Do this:
Every line below must be reproduced exactly. Copy them all.

Supplied data:
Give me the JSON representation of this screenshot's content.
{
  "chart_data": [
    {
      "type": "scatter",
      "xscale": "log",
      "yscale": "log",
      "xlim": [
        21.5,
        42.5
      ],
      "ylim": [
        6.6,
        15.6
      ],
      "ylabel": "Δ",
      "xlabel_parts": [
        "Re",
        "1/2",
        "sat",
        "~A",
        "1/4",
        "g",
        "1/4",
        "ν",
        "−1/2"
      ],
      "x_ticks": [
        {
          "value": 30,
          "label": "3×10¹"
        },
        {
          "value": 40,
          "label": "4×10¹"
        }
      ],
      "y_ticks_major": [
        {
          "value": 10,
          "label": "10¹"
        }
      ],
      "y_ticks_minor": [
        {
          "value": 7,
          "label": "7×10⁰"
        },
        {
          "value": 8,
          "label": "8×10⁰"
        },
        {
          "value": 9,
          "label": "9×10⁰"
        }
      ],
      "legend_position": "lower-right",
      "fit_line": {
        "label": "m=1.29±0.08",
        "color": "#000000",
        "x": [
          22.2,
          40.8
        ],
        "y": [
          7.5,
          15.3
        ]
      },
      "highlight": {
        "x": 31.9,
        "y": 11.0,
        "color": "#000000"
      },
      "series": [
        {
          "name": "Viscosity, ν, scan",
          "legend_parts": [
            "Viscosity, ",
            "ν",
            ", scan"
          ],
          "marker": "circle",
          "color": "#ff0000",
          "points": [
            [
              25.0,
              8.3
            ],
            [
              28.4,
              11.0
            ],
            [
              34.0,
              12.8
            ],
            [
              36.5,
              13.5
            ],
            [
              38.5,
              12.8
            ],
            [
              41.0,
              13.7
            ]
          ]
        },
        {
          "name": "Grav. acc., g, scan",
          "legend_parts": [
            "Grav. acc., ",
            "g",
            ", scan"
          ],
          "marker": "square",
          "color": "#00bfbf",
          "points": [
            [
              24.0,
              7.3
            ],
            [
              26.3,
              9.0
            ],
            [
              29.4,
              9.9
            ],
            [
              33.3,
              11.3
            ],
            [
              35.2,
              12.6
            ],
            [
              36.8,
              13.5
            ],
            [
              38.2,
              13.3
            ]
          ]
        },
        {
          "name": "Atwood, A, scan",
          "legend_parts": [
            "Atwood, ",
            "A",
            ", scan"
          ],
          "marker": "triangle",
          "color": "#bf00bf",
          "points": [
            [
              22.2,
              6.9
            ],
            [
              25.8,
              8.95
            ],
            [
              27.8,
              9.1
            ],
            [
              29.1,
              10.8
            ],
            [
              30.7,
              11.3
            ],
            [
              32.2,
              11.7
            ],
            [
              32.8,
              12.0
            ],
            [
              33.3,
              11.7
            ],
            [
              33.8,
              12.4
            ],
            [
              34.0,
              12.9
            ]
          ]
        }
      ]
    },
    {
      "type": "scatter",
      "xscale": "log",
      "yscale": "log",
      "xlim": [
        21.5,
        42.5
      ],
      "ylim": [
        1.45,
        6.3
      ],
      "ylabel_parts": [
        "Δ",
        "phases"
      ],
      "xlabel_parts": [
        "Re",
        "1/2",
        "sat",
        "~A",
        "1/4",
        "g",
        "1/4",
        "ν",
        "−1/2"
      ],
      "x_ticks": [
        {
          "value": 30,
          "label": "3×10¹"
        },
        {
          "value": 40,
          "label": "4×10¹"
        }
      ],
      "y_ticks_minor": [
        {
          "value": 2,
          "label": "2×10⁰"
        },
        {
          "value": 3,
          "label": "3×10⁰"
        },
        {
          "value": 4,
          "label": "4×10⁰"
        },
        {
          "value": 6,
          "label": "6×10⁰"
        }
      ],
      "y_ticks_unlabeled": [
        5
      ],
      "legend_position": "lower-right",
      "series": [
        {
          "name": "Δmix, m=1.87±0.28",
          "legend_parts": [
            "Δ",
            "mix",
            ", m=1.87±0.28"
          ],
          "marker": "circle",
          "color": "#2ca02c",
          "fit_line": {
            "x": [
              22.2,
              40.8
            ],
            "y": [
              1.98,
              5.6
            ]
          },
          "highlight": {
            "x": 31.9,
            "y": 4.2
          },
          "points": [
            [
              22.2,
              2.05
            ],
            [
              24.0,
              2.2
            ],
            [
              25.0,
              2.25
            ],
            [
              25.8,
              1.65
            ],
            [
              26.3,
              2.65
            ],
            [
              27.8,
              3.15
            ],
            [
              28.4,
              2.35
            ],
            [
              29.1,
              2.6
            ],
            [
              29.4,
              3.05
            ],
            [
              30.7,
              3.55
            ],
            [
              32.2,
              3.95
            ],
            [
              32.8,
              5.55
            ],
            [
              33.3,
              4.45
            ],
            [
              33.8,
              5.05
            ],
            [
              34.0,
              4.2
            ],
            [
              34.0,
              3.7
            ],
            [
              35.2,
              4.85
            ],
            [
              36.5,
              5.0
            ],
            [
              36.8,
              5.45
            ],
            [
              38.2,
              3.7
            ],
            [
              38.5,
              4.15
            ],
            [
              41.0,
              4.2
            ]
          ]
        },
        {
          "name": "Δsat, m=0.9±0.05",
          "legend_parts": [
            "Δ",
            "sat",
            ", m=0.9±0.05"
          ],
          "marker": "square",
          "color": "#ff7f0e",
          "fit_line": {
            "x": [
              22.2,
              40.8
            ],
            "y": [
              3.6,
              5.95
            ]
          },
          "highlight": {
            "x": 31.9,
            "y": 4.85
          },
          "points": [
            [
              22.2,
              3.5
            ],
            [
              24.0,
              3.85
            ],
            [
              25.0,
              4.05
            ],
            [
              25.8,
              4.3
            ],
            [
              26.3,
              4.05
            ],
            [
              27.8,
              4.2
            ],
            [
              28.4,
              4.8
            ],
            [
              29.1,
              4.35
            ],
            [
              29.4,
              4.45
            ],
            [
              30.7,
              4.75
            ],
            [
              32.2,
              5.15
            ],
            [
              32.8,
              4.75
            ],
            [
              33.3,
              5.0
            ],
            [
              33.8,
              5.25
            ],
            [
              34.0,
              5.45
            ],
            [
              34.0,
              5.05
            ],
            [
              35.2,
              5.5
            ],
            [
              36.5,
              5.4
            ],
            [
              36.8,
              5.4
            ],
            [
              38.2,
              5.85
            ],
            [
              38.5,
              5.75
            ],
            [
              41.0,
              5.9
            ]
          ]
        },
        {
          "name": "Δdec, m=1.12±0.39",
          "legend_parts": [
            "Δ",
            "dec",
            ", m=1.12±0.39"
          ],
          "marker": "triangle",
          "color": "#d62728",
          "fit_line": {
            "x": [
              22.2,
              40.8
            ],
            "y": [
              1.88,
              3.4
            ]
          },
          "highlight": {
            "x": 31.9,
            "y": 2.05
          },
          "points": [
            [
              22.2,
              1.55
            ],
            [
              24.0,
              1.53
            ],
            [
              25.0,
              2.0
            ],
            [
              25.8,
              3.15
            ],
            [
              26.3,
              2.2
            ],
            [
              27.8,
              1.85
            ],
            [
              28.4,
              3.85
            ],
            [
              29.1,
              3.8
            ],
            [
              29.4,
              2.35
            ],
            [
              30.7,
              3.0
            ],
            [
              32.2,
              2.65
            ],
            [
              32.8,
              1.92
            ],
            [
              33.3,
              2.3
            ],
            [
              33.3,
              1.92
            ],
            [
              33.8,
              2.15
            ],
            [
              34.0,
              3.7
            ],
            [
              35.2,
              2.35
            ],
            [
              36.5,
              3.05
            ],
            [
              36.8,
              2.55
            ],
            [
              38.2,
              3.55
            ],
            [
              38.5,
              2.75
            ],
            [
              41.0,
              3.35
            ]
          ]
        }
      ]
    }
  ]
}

Response to this task:
Give me the JSON representation of this screenshot's content.
{
  "chart_data": [
    {
      "type": "scatter",
      "xscale": "log",
      "yscale": "log",
      "xlim": [
        21.5,
        42.5
      ],
      "ylim": [
        6.6,
        15.6
      ],
      "ylabel": "Δ",
      "xlabel_parts": [
        "Re",
        "1/2",
        "sat",
        "~A",
        "1/4",
        "g",
        "1/4",
        "ν",
        "−1/2"
      ],
      "x_ticks": [
        {
          "value": 30,
          "label": "3×10¹"
        },
        {
          "value": 40,
          "label": "4×10¹"
        }
      ],
      "y_ticks_major": [
        {
          "value": 10,
          "label": "10¹"
        }
      ],
      "y_ticks_minor": [
        {
          "value": 7,
          "label": "7×10⁰"
        },
        {
          "value": 8,
          "label": "8×10⁰"
        },
        {
          "value": 9,
          "label": "9×10⁰"
        }
      ],
      "legend_position": "lower-right",
      "fit_line": {
        "label": "m=1.29±0.08",
        "color": "#000000",
        "x": [
          22.2,
          40.8
        ],
        "y": [
          7.5,
          15.3
        ]
      },
      "highlight": {
        "x": 31.9,
        "y": 11.0,
        "color": "#000000"
      },
      "series": [
        {
          "name": "Viscosity, ν, scan",
          "legend_parts": [
            "Viscosity, ",
            "ν",
            ", scan"
          ],
          "marker": "circle",
          "color": "#ff0000",
          "points": [
            [
              25.0,
              8.3
            ],
            [
              28.4,
              11.0
            ],
            [
              34.0,
              12.8
            ],
            [
              36.5,
              13.5
            ],
            [
              38.5,
              12.8
            ],
            [
              41.0,
              13.7
            ]
          ]
        },
        {
          "name": "Grav. acc., g, scan",
          "legend_parts": [
            "Grav. acc., ",
            "g",
            ", scan"
          ],
          "marker": "square",
          "color": "#00bfbf",
          "points": [
            [
              24.0,
              7.3
            ],
            [
              26.3,
              9.0
            ],
            [
              29.4,
              9.9
            ],
            [
              33.3,
              11.3
            ],
            [
              35.2,
              12.6
            ],
            [
              36.8,
              13.5
            ],
            [
              38.2,
              13.3
            ]
          ]
        },
        {
          "name": "Atwood, A, scan",
          "legend_parts": [
            "Atwood, ",
            "A",
            ", scan"
          ],
          "marker": "triangle",
          "color": "#bf00bf",
          "points": [
            [
              22.2,
              6.9
            ],
            [
              25.8,
              8.95
            ],
            [
              27.8,
              9.1
            ],
            [
              29.1,
              10.8
            ],
            [
              30.7,
              11.3
            ],
            [
              32.2,
              11.7
            ],
            [
              32.8,
              12.0
            ],
            [
              33.3,
              11.7
            ],
            [
              33.8,
              12.4
            ],
            [
              34.0,
              12.9
            ]
          ]
        }
      ]
    },
    {
      "type": "scatter",
      "xscale": "log",
      "yscale": "log",
      "xlim": [
        21.5,
        42.5
      ],
      "ylim": [
        1.45,
        6.3
      ],
      "ylabel_parts": [
        "Δ",
        "phases"
      ],
      "xlabel_parts": [
        "Re",
        "1/2",
        "sat",
        "~A",
        "1/4",
        "g",
        "1/4",
        "ν",
        "−1/2"
      ],
      "x_ticks": [
        {
          "value": 30,
          "label": "3×10¹"
        },
        {
          "value": 40,
          "label": "4×10¹"
        }
      ],
      "y_ticks_minor": [
        {
          "value": 2,
          "label": "2×10⁰"
        },
        {
          "value": 3,
          "label": "3×10⁰"
        },
        {
          "value": 4,
          "label": "4×10⁰"
        },
        {
          "value": 6,
          "label": "6×10⁰"
        }
      ],
      "y_ticks_unlabeled": [
        5
      ],
      "legend_position": "lower-right",
      "series": [
        {
          "name": "Δmix, m=1.87±0.28",
          "legend_parts": [
            "Δ",
            "mix",
            ", m=1.87±0.28"
          ],
          "marker": "circle",
          "color": "#2ca02c",
          "fit_line": {
            "x": [
              22.2,
              40.8
            ],
            "y": [
              1.98,
              5.6
            ]
          },
          "highlight": {
            "x": 31.9,
            "y": 4.2
          },
          "points": [
            [
              22.2,
              2.05
            ],
            [
              24.0,
              2.2
            ],
            [
              25.0,
              2.25
            ],
            [
              25.8,
              1.65
            ],
            [
              26.3,
              2.65
            ],
            [
              27.8,
              3.15
            ],
            [
              28.4,
              2.35
            ],
            [
              29.1,
              2.6
            ],
            [
              29.4,
              3.05
            ],
            [
              30.7,
              3.55
            ],
            [
              32.2,
              3.95
            ],
            [
              32.8,
              5.55
            ],
            [
              33.3,
              4.45
            ],
            [
              33.8,
              5.05
            ],
            [
              34.0,
              4.2
            ],
            [
              34.0,
              3.7
            ],
            [
              35.2,
              4.85
            ],
            [
              36.5,
              5.0
            ],
            [
              36.8,
              5.45
            ],
            [
              38.2,
              3.7
            ],
            [
              38.5,
              4.15
            ],
            [
              41.0,
              4.2
            ]
          ]
        },
        {
          "name": "Δsat, m=0.9±0.05",
          "legend_parts": [
            "Δ",
            "sat",
            ", m=0.9±0.05"
          ],
          "marker": "square",
          "color": "#ff7f0e",
          "fit_line": {
            "x": [
              22.2,
              40.8
            ],
            "y": [
              3.6,
              5.95
            ]
          },
          "highlight": {
            "x": 31.9,
            "y": 4.85
          },
          "points": [
            [
              22.2,
              3.5
            ],
            [
              24.0,
              3.85
            ],
            [
              25.0,
              4.05
            ],
            [
              25.8,
              4.3
            ],
            [
              26.3,
              4.05
            ],
            [
              27.8,
              4.2
            ],
            [
              28.4,
              4.8
            ],
            [
              29.1,
              4.35
            ],
            [
              29.4,
              4.45
            ],
            [
              30.7,
              4.75
            ],
            [
              32.2,
              5.15
            ],
            [
              32.8,
              4.75
            ],
            [
              33.3,
              5.0
            ],
            [
              33.8,
              5.25
            ],
            [
              34.0,
              5.45
            ],
            [
              34.0,
              5.05
            ],
            [
              35.2,
              5.5
            ],
            [
              36.5,
              5.4
            ],
            [
              36.8,
              5.4
            ],
            [
              38.2,
              5.85
            ],
            [
              38.5,
              5.75
            ],
            [
              41.0,
              5.9
            ]
          ]
        },
        {
          "name": "Δdec, m=1.12±0.39",
          "legend_parts": [
            "Δ",
            "dec",
            ", m=1.12±0.39"
          ],
          "marker": "triangle",
          "color": "#d62728",
          "fit_line": {
            "x": [
              22.2,
              40.8
            ],
            "y": [
              1.88,
              3.4
            ]
          },
          "highlight": {
            "x": 31.9,
            "y": 2.05
          },
          "points": [
            [
              22.2,
              1.55
            ],
            [
              24.0,
              1.53
            ],
            [
              25.0,
              2.0
            ],
            [
              25.8,
              3.15
            ],
            [
              26.3,
              2.2
            ],
            [
              27.8,
              1.85
            ],
            [
              28.4,
              3.85
            ],
            [
              29.1,
              3.8
            ],
            [
              29.4,
              2.35
            ],
            [
              30.7,
              3.0
            ],
            [
              32.2,
              2.65
            ],
            [
              32.8,
              1.92
            ],
            [
              33.3,
              2.3
            ],
            [
              33.3,
              1.92
            ],
            [
              33.8,
              2.15
            ],
            [
              34.0,
              3.7
            ],
            [
              35.2,
              2.35
            ],
            [
              36.5,
              3.05
            ],
            [
              36.8,
              2.55
            ],
            [
              38.2,
              3.55
            ],
            [
              38.5,
              2.75
            ],
            [
              41.0,
              3.35
            ]
          ]
        }
      ]
    }
  ]
}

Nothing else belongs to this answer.